**SET EXERCISE**
Copy out all of the material exactly as presented.

**EXCERPTED RECORDS**
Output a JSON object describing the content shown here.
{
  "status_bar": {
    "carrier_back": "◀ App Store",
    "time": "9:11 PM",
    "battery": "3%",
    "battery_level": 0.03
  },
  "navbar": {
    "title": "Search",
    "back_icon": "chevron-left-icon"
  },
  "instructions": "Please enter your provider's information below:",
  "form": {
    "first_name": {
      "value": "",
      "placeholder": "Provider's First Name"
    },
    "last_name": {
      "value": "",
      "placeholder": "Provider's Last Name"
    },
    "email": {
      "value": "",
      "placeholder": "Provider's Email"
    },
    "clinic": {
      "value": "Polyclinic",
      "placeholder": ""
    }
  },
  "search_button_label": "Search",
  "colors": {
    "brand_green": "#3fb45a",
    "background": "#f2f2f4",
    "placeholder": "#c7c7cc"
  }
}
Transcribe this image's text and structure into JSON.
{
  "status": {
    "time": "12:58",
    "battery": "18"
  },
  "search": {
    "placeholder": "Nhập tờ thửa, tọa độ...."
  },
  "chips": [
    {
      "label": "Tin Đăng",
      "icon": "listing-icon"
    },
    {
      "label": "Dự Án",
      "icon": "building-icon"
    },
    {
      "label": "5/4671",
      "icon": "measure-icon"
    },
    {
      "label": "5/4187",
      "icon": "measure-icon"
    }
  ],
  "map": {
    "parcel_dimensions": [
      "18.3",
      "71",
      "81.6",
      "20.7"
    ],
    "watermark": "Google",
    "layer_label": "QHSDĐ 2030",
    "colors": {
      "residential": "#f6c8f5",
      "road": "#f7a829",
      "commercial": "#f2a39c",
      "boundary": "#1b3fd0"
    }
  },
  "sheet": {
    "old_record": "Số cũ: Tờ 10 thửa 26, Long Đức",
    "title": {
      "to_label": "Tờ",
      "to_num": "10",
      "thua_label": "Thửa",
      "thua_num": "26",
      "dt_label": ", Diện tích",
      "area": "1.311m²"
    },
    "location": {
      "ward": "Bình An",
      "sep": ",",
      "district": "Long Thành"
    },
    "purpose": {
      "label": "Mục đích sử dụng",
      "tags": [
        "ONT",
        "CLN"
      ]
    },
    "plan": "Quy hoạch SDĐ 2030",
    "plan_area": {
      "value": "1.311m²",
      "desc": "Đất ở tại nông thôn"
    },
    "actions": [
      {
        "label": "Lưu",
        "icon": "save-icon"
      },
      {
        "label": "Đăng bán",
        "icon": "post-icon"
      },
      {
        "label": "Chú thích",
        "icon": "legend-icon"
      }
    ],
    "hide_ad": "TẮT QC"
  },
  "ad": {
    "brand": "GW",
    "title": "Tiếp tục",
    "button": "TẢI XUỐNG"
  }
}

**REPLY**
Output a JSON object describing the content shown here.
{
  "status_bar": {
    "carrier_back": "◀ App Store",
    "time": "9:11 PM",
    "battery": "3%",
    "battery_level": 0.03
  },
  "navbar": {
    "title": "Search",
    "back_icon": "chevron-left-icon"
  },
  "instructions": "Please enter your provider's information below:",
  "form": {
    "first_name": {
      "value": "",
      "placeholder": "Provider's First Name"
    },
    "last_name": {
      "value": "",
      "placeholder": "Provider's Last Name"
    },
    "email": {
      "value": "",
      "placeholder": "Provider's Email"
    },
    "clinic": {
      "value": "Polyclinic",
      "placeholder": ""
    }
  },
  "search_button_label": "Search",
  "colors": {
    "brand_green": "#3fb45a",
    "background": "#f2f2f4",
    "placeholder": "#c7c7cc"
  }
}
Transcribe this image's text and structure into JSON.
{
  "status": {
    "time": "12:58",
    "battery": "18"
  },
  "search": {
    "placeholder": "Nhập tờ thửa, tọa độ...."
  },
  "chips": [
    {
      "label": "Tin Đăng",
      "icon": "listing-icon"
    },
    {
      "label": "Dự Án",
      "icon": "building-icon"
    },
    {
      "label": "5/4671",
      "icon": "measure-icon"
    },
    {
      "label": "5/4187",
      "icon": "measure-icon"
    }
  ],
  "map": {
    "parcel_dimensions": [
      "18.3",
      "71",
      "81.6",
      "20.7"
    ],
    "watermark": "Google",
    "layer_label": "QHSDĐ 2030",
    "colors": {
      "residential": "#f6c8f5",
      "road": "#f7a829",
      "commercial": "#f2a39c",
      "boundary": "#1b3fd0"
    }
  },
  "sheet": {
    "old_record": "Số cũ: Tờ 10 thửa 26, Long Đức",
    "title": {
      "to_label": "Tờ",
      "to_num": "10",
      "thua_label": "Thửa",
      "thua_num": "26",
      "dt_label": ", Diện tích",
      "area": "1.311m²"
    },
    "location": {
      "ward": "Bình An",
      "sep": ",",
      "district": "Long Thành"
    },
    "purpose": {
      "label": "Mục đích sử dụng",
      "tags": [
        "ONT",
        "CLN"
      ]
    },
    "plan": "Quy hoạch SDĐ 2030",
    "plan_area": {
      "value": "1.311m²",
      "desc": "Đất ở tại nông thôn"
    },
    "actions": [
      {
        "label": "Lưu",
        "icon": "save-icon"
      },
      {
        "label": "Đăng bán",
        "icon": "post-icon"
      },
      {
        "label": "Chú thích",
        "icon": "legend-icon"
      }
    ],
    "hide_ad": "TẮT QC"
  },
  "ad": {
    "brand": "GW",
    "title": "Tiếp tục",
    "button": "TẢI XUỐNG"
  }
}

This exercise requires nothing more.